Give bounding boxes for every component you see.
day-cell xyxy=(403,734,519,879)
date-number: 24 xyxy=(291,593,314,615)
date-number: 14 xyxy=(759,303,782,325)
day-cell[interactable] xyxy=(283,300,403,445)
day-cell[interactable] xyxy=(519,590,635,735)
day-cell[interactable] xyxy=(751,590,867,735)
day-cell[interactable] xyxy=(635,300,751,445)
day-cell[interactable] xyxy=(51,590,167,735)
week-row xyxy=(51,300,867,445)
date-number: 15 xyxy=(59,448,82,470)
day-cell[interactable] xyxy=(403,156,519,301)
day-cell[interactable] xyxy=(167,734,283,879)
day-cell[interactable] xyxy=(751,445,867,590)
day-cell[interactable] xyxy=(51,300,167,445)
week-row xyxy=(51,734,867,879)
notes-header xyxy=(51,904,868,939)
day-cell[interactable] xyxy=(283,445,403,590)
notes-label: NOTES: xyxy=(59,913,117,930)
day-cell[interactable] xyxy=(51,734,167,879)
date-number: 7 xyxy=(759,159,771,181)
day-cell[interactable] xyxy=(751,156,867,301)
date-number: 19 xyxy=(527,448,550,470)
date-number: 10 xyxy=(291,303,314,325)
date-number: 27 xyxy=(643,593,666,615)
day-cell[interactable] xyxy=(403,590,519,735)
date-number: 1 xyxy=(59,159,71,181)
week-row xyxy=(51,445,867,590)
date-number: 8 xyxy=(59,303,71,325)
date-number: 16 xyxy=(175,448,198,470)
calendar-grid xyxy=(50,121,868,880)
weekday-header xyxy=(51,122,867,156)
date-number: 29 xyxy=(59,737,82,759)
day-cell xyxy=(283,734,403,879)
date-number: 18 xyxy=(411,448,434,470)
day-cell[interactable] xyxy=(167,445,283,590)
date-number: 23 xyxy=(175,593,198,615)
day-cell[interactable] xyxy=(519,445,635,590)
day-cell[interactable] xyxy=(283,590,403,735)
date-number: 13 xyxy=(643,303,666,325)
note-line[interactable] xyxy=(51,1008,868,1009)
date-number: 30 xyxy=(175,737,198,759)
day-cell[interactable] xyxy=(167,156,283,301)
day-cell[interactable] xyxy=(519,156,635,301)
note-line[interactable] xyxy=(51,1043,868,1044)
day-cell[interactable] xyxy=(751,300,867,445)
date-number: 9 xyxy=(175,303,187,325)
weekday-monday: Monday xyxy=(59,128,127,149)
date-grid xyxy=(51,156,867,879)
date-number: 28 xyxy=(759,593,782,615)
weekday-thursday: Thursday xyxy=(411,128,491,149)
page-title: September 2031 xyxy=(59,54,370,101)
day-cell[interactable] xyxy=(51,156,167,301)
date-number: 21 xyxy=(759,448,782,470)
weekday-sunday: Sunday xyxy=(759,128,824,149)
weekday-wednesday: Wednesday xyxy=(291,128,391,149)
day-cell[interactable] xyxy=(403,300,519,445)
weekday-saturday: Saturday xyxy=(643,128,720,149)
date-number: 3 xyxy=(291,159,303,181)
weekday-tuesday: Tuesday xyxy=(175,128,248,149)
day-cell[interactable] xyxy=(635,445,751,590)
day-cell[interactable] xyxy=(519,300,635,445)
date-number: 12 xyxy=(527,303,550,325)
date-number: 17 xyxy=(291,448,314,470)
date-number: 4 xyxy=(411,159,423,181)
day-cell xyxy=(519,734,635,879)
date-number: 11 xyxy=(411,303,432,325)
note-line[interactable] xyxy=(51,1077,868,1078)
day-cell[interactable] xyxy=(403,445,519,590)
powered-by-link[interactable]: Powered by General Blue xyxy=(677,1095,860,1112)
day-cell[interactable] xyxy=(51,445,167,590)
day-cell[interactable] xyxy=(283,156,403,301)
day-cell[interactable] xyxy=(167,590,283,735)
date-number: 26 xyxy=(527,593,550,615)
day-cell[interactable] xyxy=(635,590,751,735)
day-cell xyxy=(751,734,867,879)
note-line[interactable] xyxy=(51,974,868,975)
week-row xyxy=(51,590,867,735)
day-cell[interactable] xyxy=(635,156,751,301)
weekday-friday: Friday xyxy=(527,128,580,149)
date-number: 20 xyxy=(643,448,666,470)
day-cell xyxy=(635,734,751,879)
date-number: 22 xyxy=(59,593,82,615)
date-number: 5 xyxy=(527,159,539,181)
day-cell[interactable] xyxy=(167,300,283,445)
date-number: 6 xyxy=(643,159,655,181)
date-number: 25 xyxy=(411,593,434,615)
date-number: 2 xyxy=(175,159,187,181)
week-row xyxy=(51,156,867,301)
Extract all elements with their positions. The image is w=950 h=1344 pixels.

___

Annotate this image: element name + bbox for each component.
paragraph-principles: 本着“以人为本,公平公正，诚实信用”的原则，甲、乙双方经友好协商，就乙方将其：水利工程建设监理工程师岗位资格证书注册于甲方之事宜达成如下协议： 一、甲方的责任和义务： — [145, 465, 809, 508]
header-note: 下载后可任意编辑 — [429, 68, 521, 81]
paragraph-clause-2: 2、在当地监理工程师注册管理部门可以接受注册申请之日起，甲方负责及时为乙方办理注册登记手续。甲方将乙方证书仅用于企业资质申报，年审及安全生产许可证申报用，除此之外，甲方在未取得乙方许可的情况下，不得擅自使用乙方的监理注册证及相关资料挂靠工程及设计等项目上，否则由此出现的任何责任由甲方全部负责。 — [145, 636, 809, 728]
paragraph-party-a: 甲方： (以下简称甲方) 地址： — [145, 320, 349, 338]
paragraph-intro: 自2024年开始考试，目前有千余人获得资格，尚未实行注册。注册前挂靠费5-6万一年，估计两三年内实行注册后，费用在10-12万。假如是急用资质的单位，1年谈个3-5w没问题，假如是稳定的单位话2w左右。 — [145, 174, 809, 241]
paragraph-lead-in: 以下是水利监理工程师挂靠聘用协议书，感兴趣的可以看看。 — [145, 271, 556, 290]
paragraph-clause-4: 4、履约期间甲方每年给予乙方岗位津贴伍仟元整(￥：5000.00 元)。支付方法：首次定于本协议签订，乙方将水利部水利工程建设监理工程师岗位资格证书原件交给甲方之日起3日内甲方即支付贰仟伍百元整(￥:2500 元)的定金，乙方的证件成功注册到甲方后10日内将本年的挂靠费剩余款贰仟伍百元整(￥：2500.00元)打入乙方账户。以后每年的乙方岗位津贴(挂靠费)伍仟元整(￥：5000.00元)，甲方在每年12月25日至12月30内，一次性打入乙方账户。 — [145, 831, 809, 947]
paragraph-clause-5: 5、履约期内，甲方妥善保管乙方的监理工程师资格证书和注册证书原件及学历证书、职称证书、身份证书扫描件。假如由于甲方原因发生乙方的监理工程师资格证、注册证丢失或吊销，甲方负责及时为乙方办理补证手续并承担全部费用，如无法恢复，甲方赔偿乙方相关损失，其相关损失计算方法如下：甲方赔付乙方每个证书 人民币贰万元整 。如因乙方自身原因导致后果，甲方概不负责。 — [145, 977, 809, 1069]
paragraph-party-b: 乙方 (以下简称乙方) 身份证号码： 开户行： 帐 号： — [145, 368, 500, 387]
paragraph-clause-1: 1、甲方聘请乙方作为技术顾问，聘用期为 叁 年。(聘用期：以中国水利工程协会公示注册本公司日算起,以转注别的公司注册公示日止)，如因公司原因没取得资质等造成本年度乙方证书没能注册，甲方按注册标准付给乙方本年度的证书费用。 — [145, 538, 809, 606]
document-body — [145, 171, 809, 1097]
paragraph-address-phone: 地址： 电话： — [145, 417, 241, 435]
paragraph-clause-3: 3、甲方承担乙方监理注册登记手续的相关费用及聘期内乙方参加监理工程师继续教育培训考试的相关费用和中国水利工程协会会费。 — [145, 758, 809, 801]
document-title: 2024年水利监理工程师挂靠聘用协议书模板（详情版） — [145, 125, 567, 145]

___

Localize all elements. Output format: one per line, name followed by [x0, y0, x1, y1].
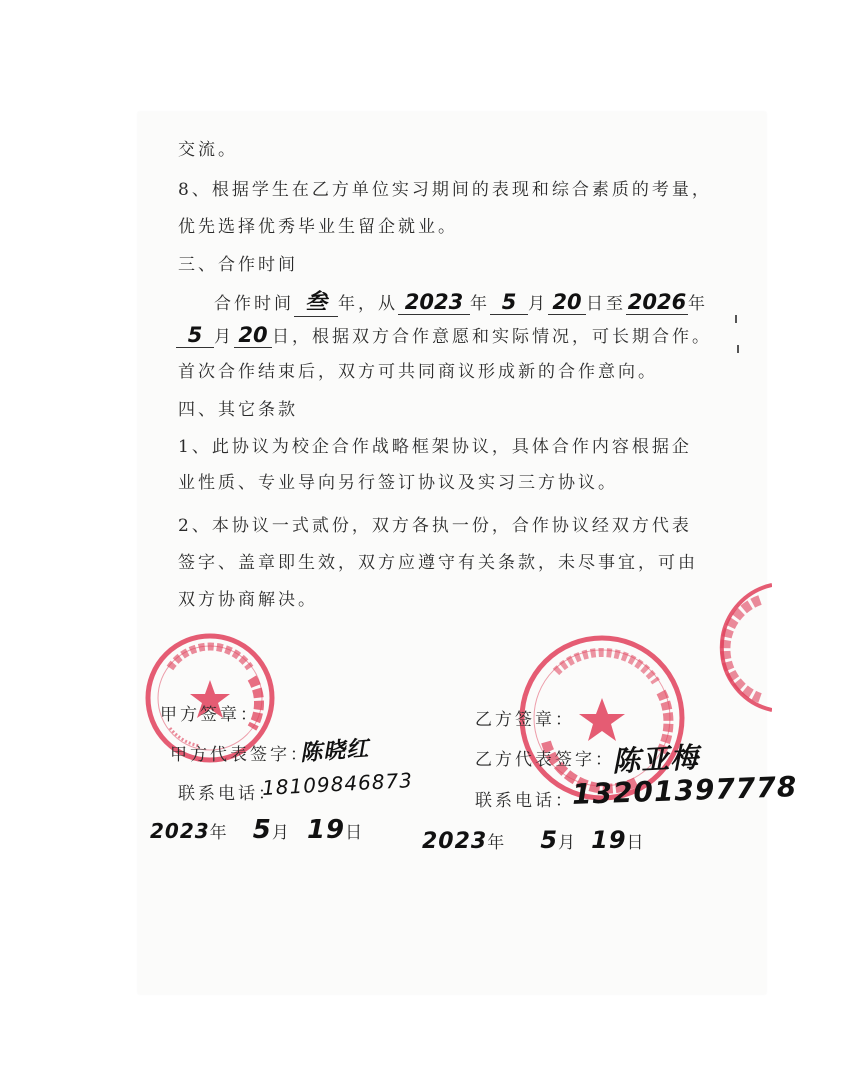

___

■ What to do: Return every row from the one containing "Annotate this image: element" down to the one containing "636, 809, 728]", both included, reproduced without any change.

■ Exercise output:
Annotate this image: element name + bbox for each component.
paragraph-principles: 本着“以人为本,公平公正，诚实信用”的原则，甲、乙双方经友好协商，就乙方将其：水利工程建设监理工程师岗位资格证书注册于甲方之事宜达成如下协议： 一、甲方的责任和义务： — [145, 465, 809, 508]
header-note: 下载后可任意编辑 — [429, 68, 521, 81]
paragraph-clause-2: 2、在当地监理工程师注册管理部门可以接受注册申请之日起，甲方负责及时为乙方办理注册登记手续。甲方将乙方证书仅用于企业资质申报，年审及安全生产许可证申报用，除此之外，甲方在未取得乙方许可的情况下，不得擅自使用乙方的监理注册证及相关资料挂靠工程及设计等项目上，否则由此出现的任何责任由甲方全部负责。 — [145, 636, 809, 728]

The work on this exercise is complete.